● **Stated task**
Wherever the string "care" occurs in a line of these records, report that line.

● **Dataset records**
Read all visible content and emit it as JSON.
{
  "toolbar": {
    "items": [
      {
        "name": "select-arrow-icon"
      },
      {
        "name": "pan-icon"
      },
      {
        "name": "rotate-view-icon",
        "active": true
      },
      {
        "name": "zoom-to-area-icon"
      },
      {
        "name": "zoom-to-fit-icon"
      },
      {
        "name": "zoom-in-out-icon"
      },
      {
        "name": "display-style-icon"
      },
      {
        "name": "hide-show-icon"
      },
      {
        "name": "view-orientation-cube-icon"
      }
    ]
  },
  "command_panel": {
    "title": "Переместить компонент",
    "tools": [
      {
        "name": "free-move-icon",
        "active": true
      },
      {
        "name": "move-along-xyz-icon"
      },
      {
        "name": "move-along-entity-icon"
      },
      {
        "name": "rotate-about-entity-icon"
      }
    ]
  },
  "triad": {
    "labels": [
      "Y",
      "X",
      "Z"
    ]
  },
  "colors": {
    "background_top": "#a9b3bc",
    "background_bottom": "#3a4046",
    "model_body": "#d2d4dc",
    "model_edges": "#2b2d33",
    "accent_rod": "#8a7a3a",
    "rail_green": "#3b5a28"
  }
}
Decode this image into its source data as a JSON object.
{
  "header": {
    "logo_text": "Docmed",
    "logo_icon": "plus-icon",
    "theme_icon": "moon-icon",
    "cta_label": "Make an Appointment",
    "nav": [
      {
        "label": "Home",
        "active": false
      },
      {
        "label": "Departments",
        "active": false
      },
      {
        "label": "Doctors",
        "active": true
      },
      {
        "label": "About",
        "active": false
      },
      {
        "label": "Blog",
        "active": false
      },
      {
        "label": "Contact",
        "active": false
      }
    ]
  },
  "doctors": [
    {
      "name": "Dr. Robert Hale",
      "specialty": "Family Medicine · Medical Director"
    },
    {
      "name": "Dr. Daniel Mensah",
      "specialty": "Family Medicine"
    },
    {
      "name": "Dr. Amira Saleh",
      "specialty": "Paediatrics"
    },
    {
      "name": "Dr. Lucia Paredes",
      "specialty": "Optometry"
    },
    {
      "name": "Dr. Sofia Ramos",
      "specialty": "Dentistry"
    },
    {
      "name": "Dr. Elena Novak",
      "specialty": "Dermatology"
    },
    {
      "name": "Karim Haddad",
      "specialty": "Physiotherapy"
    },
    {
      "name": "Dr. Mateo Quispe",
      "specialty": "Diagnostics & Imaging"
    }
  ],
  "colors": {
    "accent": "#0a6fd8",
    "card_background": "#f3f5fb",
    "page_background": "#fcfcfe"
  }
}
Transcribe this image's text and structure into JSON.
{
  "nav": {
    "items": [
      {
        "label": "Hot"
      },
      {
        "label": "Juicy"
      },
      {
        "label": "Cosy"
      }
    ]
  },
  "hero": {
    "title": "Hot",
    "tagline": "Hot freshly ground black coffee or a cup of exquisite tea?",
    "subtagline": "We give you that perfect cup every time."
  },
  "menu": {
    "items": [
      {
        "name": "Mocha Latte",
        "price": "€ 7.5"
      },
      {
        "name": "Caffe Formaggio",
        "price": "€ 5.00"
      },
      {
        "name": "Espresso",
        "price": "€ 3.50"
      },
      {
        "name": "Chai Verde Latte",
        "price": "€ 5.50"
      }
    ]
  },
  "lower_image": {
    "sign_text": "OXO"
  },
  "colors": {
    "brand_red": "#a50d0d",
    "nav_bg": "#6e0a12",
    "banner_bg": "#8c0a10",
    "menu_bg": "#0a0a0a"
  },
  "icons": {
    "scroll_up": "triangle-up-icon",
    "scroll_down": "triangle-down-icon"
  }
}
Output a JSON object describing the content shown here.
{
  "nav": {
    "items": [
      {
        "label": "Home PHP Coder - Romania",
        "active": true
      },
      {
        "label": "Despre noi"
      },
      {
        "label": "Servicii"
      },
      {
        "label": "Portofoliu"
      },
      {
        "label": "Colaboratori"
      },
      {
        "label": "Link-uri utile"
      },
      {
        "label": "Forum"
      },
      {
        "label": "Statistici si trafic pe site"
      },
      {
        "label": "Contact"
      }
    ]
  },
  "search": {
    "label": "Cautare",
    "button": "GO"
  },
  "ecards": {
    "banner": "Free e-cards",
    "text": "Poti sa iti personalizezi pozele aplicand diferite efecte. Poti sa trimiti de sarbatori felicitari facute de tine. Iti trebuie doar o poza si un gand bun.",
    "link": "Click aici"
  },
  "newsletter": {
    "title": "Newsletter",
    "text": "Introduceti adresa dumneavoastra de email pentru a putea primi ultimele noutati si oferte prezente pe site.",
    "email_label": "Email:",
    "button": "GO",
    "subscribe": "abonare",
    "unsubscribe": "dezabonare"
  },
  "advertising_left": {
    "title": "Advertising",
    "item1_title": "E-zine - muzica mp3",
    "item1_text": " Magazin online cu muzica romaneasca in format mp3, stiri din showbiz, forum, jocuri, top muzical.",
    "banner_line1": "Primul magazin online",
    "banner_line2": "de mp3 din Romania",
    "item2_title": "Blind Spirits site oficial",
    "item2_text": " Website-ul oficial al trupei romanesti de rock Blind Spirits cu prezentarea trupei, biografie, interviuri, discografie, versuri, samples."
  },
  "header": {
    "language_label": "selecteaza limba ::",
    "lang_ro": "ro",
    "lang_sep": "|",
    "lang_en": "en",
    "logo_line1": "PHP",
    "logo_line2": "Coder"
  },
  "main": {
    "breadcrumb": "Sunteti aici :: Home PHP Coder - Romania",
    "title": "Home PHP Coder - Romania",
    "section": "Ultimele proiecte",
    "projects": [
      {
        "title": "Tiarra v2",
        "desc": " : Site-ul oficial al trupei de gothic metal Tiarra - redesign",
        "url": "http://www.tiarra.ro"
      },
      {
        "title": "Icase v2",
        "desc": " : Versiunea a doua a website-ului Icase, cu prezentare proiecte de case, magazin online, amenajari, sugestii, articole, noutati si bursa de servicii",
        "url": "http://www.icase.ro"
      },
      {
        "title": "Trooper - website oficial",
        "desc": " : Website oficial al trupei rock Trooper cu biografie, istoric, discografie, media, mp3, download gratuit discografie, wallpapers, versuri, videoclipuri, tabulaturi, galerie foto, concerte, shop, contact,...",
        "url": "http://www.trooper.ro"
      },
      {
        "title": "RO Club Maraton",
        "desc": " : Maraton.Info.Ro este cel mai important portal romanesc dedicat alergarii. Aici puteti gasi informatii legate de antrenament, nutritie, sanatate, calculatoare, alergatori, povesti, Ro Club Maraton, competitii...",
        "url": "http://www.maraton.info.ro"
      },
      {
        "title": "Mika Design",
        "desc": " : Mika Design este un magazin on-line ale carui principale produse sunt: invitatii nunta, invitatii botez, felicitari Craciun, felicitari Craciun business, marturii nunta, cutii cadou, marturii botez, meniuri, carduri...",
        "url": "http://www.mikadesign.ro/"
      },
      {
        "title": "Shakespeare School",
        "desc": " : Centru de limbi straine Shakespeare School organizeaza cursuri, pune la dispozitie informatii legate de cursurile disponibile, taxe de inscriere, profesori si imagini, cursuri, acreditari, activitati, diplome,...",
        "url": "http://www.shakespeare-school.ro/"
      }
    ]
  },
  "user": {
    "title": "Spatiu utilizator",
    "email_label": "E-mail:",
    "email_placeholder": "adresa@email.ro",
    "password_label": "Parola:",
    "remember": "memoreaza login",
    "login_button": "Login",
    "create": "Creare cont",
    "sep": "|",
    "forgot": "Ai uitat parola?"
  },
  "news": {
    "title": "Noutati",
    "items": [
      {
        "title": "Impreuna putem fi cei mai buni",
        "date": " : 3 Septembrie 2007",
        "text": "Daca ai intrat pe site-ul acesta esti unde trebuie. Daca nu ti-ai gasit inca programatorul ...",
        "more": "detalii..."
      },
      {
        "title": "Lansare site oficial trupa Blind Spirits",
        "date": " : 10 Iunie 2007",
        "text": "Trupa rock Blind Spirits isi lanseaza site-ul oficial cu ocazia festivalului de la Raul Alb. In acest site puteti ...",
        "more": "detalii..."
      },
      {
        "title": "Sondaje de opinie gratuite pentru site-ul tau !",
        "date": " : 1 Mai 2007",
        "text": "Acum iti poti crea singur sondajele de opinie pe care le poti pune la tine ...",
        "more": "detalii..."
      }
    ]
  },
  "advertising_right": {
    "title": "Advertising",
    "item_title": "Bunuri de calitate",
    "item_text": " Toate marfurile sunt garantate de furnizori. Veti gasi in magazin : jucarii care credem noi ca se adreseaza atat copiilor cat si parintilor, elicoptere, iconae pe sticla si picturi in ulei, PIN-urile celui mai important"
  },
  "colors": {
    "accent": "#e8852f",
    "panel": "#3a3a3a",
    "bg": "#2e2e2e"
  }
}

● **Result of the task**
        "text": "Acum iti poti crea singur sondajele de opinie pe care le poti pune la tine ...",
    "item_text": " Toate marfurile sunt garantate de furnizori. Veti gasi in magazin : jucarii care credem noi ca se adreseaza atat copiilor cat si parintilor, elicoptere, iconae pe sticla si picturi in ulei, PIN-urile celui mai important"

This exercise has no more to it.